## [What the task asks]
Search the listing for the string "name" and copy every line that contains it.
============
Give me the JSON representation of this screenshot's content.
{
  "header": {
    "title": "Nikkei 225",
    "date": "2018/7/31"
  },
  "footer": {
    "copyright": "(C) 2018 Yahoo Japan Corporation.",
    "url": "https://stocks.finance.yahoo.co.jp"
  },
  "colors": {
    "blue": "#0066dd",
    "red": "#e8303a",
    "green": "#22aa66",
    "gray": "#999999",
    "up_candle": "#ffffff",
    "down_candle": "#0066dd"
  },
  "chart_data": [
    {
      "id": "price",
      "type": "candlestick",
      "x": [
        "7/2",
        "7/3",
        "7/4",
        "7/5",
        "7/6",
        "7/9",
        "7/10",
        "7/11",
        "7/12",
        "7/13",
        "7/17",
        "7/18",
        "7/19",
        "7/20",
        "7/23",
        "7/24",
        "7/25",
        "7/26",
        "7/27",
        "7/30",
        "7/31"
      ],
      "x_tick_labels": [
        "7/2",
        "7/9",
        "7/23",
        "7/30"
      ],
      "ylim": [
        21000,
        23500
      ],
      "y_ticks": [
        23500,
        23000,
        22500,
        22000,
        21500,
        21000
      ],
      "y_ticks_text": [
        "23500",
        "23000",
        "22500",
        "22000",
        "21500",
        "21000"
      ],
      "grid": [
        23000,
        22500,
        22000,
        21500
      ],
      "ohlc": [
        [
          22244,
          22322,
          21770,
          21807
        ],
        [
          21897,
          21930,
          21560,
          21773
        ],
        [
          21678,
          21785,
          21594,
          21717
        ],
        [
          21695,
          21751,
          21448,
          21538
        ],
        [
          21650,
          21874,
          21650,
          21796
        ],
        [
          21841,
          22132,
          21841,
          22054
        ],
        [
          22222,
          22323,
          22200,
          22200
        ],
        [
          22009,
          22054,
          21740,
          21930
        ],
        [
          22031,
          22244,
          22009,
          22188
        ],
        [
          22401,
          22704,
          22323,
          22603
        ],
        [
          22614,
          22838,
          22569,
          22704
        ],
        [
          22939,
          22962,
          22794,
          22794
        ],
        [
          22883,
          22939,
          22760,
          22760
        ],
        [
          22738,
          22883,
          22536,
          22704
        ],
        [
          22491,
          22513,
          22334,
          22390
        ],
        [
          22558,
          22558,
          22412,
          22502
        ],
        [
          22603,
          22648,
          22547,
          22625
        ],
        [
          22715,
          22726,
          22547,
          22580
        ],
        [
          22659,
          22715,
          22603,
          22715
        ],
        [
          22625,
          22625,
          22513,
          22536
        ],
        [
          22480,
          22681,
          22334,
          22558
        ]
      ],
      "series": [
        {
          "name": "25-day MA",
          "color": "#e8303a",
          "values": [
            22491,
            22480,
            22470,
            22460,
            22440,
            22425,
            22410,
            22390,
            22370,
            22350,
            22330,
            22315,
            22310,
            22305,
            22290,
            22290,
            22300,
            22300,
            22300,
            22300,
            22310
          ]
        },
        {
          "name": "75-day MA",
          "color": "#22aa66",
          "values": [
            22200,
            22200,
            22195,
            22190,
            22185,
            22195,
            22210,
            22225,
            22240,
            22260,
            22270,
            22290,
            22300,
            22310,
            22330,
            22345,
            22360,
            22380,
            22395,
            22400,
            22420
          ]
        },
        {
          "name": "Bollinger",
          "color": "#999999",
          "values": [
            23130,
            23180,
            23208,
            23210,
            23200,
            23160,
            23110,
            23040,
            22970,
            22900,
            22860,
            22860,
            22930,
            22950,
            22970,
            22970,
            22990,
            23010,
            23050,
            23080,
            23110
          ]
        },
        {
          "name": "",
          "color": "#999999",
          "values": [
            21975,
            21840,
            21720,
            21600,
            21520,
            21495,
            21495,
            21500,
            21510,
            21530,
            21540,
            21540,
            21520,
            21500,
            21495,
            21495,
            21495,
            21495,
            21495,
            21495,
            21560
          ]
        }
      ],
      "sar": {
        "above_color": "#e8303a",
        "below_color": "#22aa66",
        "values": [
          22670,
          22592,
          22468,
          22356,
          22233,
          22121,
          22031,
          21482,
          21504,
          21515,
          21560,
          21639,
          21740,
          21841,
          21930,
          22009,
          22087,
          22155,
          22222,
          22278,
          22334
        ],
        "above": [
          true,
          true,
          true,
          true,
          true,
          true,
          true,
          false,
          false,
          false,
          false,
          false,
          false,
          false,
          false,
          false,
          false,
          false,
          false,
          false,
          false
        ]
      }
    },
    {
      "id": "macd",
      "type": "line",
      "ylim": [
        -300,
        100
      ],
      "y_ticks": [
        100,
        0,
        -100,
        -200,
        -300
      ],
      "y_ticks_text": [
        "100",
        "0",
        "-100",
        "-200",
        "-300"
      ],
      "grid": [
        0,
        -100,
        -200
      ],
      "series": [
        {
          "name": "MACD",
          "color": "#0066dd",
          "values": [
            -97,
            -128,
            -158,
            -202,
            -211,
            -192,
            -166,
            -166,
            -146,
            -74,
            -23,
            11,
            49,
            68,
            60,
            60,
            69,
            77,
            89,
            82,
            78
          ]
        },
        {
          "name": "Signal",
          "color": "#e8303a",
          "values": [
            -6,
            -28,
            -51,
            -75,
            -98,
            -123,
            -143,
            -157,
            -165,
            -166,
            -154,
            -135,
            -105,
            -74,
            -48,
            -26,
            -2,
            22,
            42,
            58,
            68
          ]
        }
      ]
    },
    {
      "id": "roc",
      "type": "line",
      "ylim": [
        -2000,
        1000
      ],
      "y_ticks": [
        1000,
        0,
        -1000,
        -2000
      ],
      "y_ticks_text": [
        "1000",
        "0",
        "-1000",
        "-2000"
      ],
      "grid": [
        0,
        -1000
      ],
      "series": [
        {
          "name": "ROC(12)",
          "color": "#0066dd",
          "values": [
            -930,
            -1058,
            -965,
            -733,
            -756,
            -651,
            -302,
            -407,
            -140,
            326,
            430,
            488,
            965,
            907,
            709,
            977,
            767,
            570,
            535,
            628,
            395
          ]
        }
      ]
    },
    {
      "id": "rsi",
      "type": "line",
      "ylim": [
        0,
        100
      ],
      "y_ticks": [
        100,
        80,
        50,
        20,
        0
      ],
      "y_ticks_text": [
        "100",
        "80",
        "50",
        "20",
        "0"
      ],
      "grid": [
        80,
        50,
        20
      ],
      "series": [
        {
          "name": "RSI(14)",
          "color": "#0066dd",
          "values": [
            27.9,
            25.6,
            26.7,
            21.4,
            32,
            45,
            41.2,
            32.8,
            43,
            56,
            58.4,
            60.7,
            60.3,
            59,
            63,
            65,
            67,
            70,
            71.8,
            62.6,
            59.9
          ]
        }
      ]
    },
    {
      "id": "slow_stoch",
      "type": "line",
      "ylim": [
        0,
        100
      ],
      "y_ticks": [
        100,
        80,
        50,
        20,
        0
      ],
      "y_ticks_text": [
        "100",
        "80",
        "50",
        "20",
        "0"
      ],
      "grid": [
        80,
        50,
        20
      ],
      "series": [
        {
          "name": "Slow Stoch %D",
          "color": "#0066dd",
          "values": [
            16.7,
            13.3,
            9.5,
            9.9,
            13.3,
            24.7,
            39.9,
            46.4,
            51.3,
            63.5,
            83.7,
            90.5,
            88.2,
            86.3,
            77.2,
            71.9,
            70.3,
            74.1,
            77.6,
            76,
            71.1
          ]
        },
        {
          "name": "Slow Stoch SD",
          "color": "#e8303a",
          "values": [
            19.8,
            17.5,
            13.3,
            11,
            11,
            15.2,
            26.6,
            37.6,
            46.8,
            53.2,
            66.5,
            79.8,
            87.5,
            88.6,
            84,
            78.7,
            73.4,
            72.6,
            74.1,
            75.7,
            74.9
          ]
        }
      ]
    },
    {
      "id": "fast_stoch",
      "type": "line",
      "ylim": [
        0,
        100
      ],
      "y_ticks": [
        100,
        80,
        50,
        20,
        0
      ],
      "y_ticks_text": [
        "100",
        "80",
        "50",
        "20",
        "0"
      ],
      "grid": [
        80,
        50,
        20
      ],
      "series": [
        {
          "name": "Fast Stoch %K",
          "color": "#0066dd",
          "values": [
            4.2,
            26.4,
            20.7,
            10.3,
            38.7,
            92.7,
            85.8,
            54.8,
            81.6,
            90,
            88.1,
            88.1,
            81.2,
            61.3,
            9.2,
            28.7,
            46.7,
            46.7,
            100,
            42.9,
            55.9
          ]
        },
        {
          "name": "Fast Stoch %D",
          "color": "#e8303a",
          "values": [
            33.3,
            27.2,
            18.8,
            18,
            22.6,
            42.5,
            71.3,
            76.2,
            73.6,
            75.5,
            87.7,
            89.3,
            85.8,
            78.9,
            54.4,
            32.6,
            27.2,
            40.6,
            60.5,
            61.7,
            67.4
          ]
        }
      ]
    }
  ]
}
============
## [Correct response]
          "name": "25-day MA",
          "name": "75-day MA",
          "name": "Bollinger",
          "name": "",
          "name": "MACD",
          "name": "Signal",
          "name": "ROC(12)",
          "name": "RSI(14)",
          "name": "Slow Stoch %D",
          "name": "Slow Stoch SD",
          "name": "Fast Stoch %K",
          "name": "Fast Stoch %D",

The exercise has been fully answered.